• **WRITTEN TASK**: Output the records exactly as they appear, with no pictures included.
--
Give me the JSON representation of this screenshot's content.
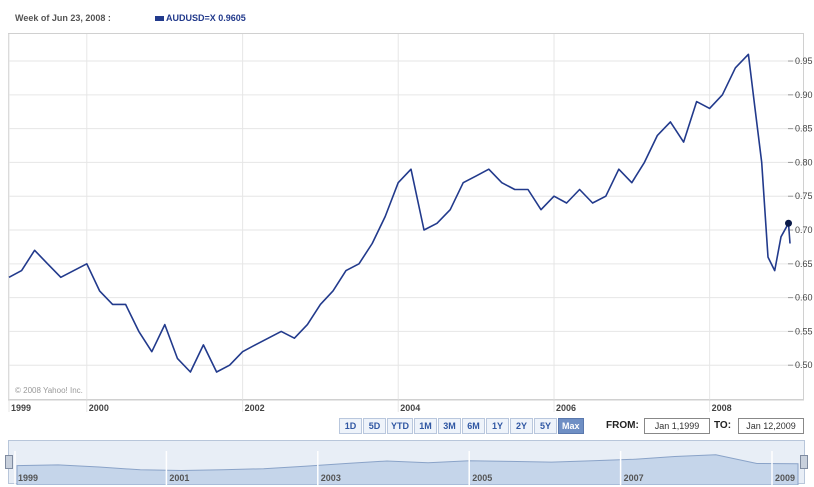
{
  "header": {
    "week_label": "Week of Jun 23, 2008 :",
    "series_label": "AUDUSD=X  0.9605",
    "series_color": "#223a8c"
  },
  "copyright": "© 2008 Yahoo! Inc.",
  "range_buttons": [
    {
      "label": "1D",
      "active": false
    },
    {
      "label": "5D",
      "active": false
    },
    {
      "label": "YTD",
      "active": false
    },
    {
      "label": "1M",
      "active": false
    },
    {
      "label": "3M",
      "active": false
    },
    {
      "label": "6M",
      "active": false
    },
    {
      "label": "1Y",
      "active": false
    },
    {
      "label": "2Y",
      "active": false
    },
    {
      "label": "5Y",
      "active": false
    },
    {
      "label": "Max",
      "active": true
    }
  ],
  "date_range": {
    "from_label": "FROM:",
    "from_value": "Jan 1,1999",
    "to_label": "TO:",
    "to_value": "Jan 12,2009"
  },
  "navigator": {
    "labels": [
      "1999",
      "2001",
      "2003",
      "2005",
      "2007",
      "2009"
    ]
  },
  "chart_data": {
    "type": "line",
    "title": "",
    "xlabel": "",
    "ylabel": "",
    "x_ticks": [
      "1999",
      "2000",
      "2002",
      "2004",
      "2006",
      "2008"
    ],
    "y_ticks": [
      "0.95",
      "0.90",
      "0.85",
      "0.80",
      "0.75",
      "0.70",
      "0.65",
      "0.60",
      "0.55",
      "0.50"
    ],
    "ylim": [
      0.45,
      0.99
    ],
    "xlim": [
      "1999-01-01",
      "2009-01-12"
    ],
    "grid": true,
    "highlight_point": {
      "x": "2009-01-05",
      "y": 0.71
    },
    "series": [
      {
        "name": "AUDUSD=X",
        "color": "#223a8c",
        "x": [
          "1999-01-01",
          "1999-03-01",
          "1999-05-01",
          "1999-07-01",
          "1999-09-01",
          "1999-11-01",
          "2000-01-01",
          "2000-03-01",
          "2000-05-01",
          "2000-07-01",
          "2000-09-01",
          "2000-11-01",
          "2001-01-01",
          "2001-03-01",
          "2001-05-01",
          "2001-07-01",
          "2001-09-01",
          "2001-11-01",
          "2002-01-01",
          "2002-03-01",
          "2002-05-01",
          "2002-07-01",
          "2002-09-01",
          "2002-11-01",
          "2003-01-01",
          "2003-03-01",
          "2003-05-01",
          "2003-07-01",
          "2003-09-01",
          "2003-11-01",
          "2004-01-01",
          "2004-03-01",
          "2004-05-01",
          "2004-07-01",
          "2004-09-01",
          "2004-11-01",
          "2005-01-01",
          "2005-03-01",
          "2005-05-01",
          "2005-07-01",
          "2005-09-01",
          "2005-11-01",
          "2006-01-01",
          "2006-03-01",
          "2006-05-01",
          "2006-07-01",
          "2006-09-01",
          "2006-11-01",
          "2007-01-01",
          "2007-03-01",
          "2007-05-01",
          "2007-07-01",
          "2007-09-01",
          "2007-11-01",
          "2008-01-01",
          "2008-03-01",
          "2008-05-01",
          "2008-07-01",
          "2008-08-01",
          "2008-09-01",
          "2008-10-01",
          "2008-11-01",
          "2008-12-01",
          "2009-01-05",
          "2009-01-12"
        ],
        "values": [
          0.63,
          0.64,
          0.67,
          0.65,
          0.63,
          0.64,
          0.65,
          0.61,
          0.59,
          0.59,
          0.55,
          0.52,
          0.56,
          0.51,
          0.49,
          0.53,
          0.49,
          0.5,
          0.52,
          0.53,
          0.54,
          0.55,
          0.54,
          0.56,
          0.59,
          0.61,
          0.64,
          0.65,
          0.68,
          0.72,
          0.77,
          0.79,
          0.7,
          0.71,
          0.73,
          0.77,
          0.78,
          0.79,
          0.77,
          0.76,
          0.76,
          0.73,
          0.75,
          0.74,
          0.76,
          0.74,
          0.75,
          0.79,
          0.77,
          0.8,
          0.84,
          0.86,
          0.83,
          0.89,
          0.88,
          0.9,
          0.94,
          0.96,
          0.88,
          0.8,
          0.66,
          0.64,
          0.69,
          0.71,
          0.68
        ]
      }
    ],
    "navigator_series": {
      "values": [
        0.64,
        0.66,
        0.6,
        0.52,
        0.5,
        0.52,
        0.55,
        0.62,
        0.7,
        0.77,
        0.72,
        0.78,
        0.76,
        0.74,
        0.78,
        0.82,
        0.9,
        0.95,
        0.7,
        0.69
      ]
    }
  }
}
--
• **SOLUTION TO THIS TASK**:
Give me the JSON representation of this screenshot's content.
{
  "header": {
    "week_label": "Week of Jun 23, 2008 :",
    "series_label": "AUDUSD=X  0.9605",
    "series_color": "#223a8c"
  },
  "copyright": "© 2008 Yahoo! Inc.",
  "range_buttons": [
    {
      "label": "1D",
      "active": false
    },
    {
      "label": "5D",
      "active": false
    },
    {
      "label": "YTD",
      "active": false
    },
    {
      "label": "1M",
      "active": false
    },
    {
      "label": "3M",
      "active": false
    },
    {
      "label": "6M",
      "active": false
    },
    {
      "label": "1Y",
      "active": false
    },
    {
      "label": "2Y",
      "active": false
    },
    {
      "label": "5Y",
      "active": false
    },
    {
      "label": "Max",
      "active": true
    }
  ],
  "date_range": {
    "from_label": "FROM:",
    "from_value": "Jan 1,1999",
    "to_label": "TO:",
    "to_value": "Jan 12,2009"
  },
  "navigator": {
    "labels": [
      "1999",
      "2001",
      "2003",
      "2005",
      "2007",
      "2009"
    ]
  },
  "chart_data": {
    "type": "line",
    "title": "",
    "xlabel": "",
    "ylabel": "",
    "x_ticks": [
      "1999",
      "2000",
      "2002",
      "2004",
      "2006",
      "2008"
    ],
    "y_ticks": [
      "0.95",
      "0.90",
      "0.85",
      "0.80",
      "0.75",
      "0.70",
      "0.65",
      "0.60",
      "0.55",
      "0.50"
    ],
    "ylim": [
      0.45,
      0.99
    ],
    "xlim": [
      "1999-01-01",
      "2009-01-12"
    ],
    "grid": true,
    "highlight_point": {
      "x": "2009-01-05",
      "y": 0.71
    },
    "series": [
      {
        "name": "AUDUSD=X",
        "color": "#223a8c",
        "x": [
          "1999-01-01",
          "1999-03-01",
          "1999-05-01",
          "1999-07-01",
          "1999-09-01",
          "1999-11-01",
          "2000-01-01",
          "2000-03-01",
          "2000-05-01",
          "2000-07-01",
          "2000-09-01",
          "2000-11-01",
          "2001-01-01",
          "2001-03-01",
          "2001-05-01",
          "2001-07-01",
          "2001-09-01",
          "2001-11-01",
          "2002-01-01",
          "2002-03-01",
          "2002-05-01",
          "2002-07-01",
          "2002-09-01",
          "2002-11-01",
          "2003-01-01",
          "2003-03-01",
          "2003-05-01",
          "2003-07-01",
          "2003-09-01",
          "2003-11-01",
          "2004-01-01",
          "2004-03-01",
          "2004-05-01",
          "2004-07-01",
          "2004-09-01",
          "2004-11-01",
          "2005-01-01",
          "2005-03-01",
          "2005-05-01",
          "2005-07-01",
          "2005-09-01",
          "2005-11-01",
          "2006-01-01",
          "2006-03-01",
          "2006-05-01",
          "2006-07-01",
          "2006-09-01",
          "2006-11-01",
          "2007-01-01",
          "2007-03-01",
          "2007-05-01",
          "2007-07-01",
          "2007-09-01",
          "2007-11-01",
          "2008-01-01",
          "2008-03-01",
          "2008-05-01",
          "2008-07-01",
          "2008-08-01",
          "2008-09-01",
          "2008-10-01",
          "2008-11-01",
          "2008-12-01",
          "2009-01-05",
          "2009-01-12"
        ],
        "values": [
          0.63,
          0.64,
          0.67,
          0.65,
          0.63,
          0.64,
          0.65,
          0.61,
          0.59,
          0.59,
          0.55,
          0.52,
          0.56,
          0.51,
          0.49,
          0.53,
          0.49,
          0.5,
          0.52,
          0.53,
          0.54,
          0.55,
          0.54,
          0.56,
          0.59,
          0.61,
          0.64,
          0.65,
          0.68,
          0.72,
          0.77,
          0.79,
          0.7,
          0.71,
          0.73,
          0.77,
          0.78,
          0.79,
          0.77,
          0.76,
          0.76,
          0.73,
          0.75,
          0.74,
          0.76,
          0.74,
          0.75,
          0.79,
          0.77,
          0.8,
          0.84,
          0.86,
          0.83,
          0.89,
          0.88,
          0.9,
          0.94,
          0.96,
          0.88,
          0.8,
          0.66,
          0.64,
          0.69,
          0.71,
          0.68
        ]
      }
    ],
    "navigator_series": {
      "values": [
        0.64,
        0.66,
        0.6,
        0.52,
        0.5,
        0.52,
        0.55,
        0.62,
        0.7,
        0.77,
        0.72,
        0.78,
        0.76,
        0.74,
        0.78,
        0.82,
        0.9,
        0.95,
        0.7,
        0.69
      ]
    }
  }
}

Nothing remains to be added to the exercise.